* Begin Record list *

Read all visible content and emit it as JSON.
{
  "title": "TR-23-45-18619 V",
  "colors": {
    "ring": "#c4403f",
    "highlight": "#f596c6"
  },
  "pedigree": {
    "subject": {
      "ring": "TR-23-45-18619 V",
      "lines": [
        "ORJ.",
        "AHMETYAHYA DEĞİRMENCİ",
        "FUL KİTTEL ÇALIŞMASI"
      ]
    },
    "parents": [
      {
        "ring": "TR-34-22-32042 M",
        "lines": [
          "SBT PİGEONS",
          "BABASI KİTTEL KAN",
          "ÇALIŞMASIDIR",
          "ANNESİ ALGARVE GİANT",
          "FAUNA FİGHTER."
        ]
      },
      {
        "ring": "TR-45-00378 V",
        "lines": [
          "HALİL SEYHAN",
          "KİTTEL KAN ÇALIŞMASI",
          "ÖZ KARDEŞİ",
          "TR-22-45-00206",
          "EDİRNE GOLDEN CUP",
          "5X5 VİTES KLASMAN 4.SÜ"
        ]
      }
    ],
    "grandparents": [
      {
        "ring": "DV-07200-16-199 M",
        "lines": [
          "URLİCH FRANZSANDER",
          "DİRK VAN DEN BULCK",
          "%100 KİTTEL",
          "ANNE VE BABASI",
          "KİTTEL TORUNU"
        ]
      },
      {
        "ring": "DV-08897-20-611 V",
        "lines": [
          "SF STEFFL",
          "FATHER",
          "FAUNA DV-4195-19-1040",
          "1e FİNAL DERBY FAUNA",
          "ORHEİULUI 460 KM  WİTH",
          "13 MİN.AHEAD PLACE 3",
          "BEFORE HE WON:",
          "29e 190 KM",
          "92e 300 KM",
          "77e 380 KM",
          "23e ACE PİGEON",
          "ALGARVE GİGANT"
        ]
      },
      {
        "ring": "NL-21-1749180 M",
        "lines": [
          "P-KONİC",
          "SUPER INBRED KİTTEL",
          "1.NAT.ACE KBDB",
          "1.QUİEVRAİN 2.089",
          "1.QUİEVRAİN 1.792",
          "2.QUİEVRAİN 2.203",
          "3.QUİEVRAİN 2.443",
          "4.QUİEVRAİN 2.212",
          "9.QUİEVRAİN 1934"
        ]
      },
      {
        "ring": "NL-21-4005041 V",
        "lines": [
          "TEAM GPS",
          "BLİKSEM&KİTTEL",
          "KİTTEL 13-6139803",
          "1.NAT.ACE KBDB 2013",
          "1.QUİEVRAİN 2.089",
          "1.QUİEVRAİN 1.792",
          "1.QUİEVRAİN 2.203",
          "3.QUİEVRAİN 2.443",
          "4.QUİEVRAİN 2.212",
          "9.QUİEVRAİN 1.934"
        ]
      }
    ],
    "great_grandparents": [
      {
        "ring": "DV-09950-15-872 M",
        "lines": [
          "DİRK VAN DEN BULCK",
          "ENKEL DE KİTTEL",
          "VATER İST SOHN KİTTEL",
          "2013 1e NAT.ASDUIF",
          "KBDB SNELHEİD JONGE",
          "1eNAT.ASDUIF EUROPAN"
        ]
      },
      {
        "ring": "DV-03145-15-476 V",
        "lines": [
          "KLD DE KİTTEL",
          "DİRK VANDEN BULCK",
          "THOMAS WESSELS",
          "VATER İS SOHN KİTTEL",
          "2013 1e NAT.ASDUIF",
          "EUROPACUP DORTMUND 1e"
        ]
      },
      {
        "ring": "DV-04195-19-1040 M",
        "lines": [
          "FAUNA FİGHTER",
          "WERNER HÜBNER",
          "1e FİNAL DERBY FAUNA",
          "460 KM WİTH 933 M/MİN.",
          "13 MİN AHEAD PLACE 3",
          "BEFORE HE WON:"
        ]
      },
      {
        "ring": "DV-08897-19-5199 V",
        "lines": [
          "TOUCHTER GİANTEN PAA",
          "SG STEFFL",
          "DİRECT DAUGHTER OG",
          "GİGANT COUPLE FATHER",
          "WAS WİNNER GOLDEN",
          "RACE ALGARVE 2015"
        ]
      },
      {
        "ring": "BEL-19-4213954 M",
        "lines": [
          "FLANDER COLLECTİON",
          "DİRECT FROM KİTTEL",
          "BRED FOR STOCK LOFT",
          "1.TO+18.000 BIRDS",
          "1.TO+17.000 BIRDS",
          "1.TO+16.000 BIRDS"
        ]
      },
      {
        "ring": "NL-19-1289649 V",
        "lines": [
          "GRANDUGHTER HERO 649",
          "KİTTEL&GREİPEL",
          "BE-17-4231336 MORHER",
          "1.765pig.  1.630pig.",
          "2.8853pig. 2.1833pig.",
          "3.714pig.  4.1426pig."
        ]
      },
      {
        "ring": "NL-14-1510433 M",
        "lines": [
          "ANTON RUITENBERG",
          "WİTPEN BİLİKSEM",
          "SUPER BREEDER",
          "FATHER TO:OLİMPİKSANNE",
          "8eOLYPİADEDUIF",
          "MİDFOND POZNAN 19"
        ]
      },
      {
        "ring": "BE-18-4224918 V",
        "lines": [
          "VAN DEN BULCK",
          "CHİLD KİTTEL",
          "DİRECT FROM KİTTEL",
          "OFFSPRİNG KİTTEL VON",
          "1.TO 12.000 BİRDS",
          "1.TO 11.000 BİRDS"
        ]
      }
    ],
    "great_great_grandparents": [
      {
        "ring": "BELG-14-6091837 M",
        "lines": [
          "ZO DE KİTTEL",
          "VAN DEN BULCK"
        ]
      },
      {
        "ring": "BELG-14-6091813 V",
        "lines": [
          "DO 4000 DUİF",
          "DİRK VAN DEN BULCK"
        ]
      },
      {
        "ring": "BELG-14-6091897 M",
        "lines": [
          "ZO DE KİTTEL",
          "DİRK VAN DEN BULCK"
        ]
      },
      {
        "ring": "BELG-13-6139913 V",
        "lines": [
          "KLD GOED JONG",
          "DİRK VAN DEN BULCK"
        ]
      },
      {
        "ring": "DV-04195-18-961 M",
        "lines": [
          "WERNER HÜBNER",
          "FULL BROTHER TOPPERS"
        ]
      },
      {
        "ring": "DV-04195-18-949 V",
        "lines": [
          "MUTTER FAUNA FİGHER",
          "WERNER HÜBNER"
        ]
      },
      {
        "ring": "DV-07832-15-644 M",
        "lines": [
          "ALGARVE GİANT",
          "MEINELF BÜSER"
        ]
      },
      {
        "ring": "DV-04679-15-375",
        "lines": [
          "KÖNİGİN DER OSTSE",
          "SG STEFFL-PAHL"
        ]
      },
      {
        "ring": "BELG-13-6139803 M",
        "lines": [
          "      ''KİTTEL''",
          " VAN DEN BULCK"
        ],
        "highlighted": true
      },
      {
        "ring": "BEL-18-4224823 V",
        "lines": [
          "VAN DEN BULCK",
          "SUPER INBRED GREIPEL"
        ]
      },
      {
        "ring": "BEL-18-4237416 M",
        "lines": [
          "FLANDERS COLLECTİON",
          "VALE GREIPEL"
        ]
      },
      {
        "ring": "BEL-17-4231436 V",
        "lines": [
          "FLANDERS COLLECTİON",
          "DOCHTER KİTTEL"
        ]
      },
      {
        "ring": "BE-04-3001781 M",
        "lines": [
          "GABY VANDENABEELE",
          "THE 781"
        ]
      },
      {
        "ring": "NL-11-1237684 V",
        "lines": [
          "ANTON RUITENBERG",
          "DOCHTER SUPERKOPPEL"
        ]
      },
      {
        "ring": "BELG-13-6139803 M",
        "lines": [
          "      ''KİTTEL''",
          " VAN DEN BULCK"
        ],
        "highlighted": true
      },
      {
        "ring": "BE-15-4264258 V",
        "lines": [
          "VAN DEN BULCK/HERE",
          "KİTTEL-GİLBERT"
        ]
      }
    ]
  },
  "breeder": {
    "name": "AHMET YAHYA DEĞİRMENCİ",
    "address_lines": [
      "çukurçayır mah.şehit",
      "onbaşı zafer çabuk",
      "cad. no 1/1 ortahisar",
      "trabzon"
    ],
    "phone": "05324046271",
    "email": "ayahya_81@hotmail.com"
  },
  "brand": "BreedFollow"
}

* End Record list *

**Job**
Find the word "GİGANT" in the entries above and gather every line that holds it.

**Complete output**
          "ALGARVE GİGANT"
          "GİGANT COUPLE FATHER",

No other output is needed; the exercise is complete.